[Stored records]

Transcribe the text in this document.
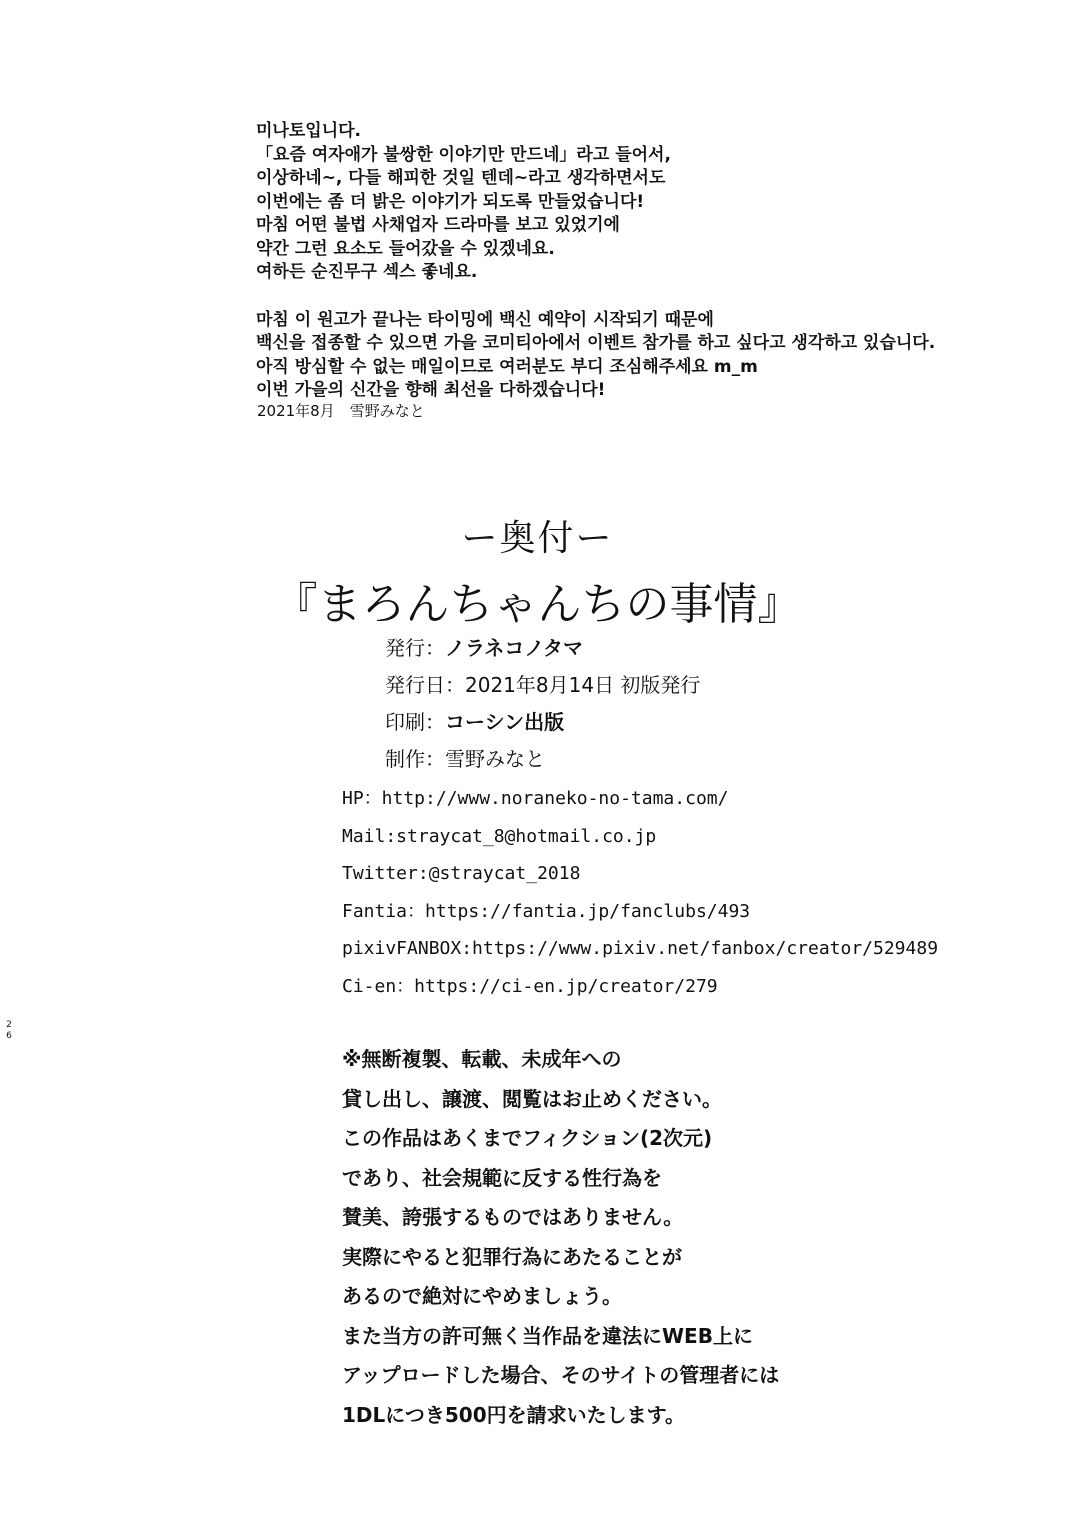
미나토입니다.
「요즘 여자애가 불쌍한 이야기만 만드네」라고 들어서,
이상하네~, 다들 해피한 것일 텐데~라고 생각하면서도
이번에는 좀 더 밝은 이야기가 되도록 만들었습니다!
마침 어떤 불법 사채업자 드라마를 보고 있었기에
약간 그런 요소도 들어갔을 수 있겠네요.
여하든 순진무구 섹스 좋네요.
마침 이 원고가 끝나는 타이밍에 백신 예약이 시작되기 때문에
백신을 접종할 수 있으면 가을 코미티아에서 이벤트 참가를 하고 싶다고 생각하고 있습니다.
아직 방심할 수 없는 매일이므로 여러분도 부디 조심해주세요 m_m
이번 가을의 신간을 향해 최선을 다하겠습니다!
2021年8月　雪野みなと
ー奥付ー
『まろんちゃんちの事情』
発行：ノラネコノタマ
発行日：2021年8月14日 初版発行
印刷：コーシン出版
制作：雪野みなと
HP：http://www.noraneko-no-tama.com/
Mail:straycat_8@hotmail.co.jp
Twitter:@straycat_2018
Fantia：https://fantia.jp/fanclubs/493
pixivFANBOX:https://www.pixiv.net/fanbox/creator/529489
Ci-en：https://ci-en.jp/creator/279
※無断複製、転載、未成年への
貸し出し、譲渡、閲覧はお止めください。
この作品はあくまでフィクション(2次元)
であり、社会規範に反する性行為を
賛美、誇張するものではありません。
実際にやると犯罪行為にあたることが
あるので絶対にやめましょう。
また当方の許可無く当作品を違法にWEB上に
アップロードした場合、そのサイトの管理者には
1DLにつき500円を請求いたします。
2
6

[YOUR INSTRUCTIONS]
Locate all lines holding the word "https", then copy them out.

[FULL RESPONSE]
Fantia：https://fantia.jp/fanclubs/493
pixivFANBOX:https://www.pixiv.net/fanbox/creator/529489
Ci-en：https://ci-en.jp/creator/279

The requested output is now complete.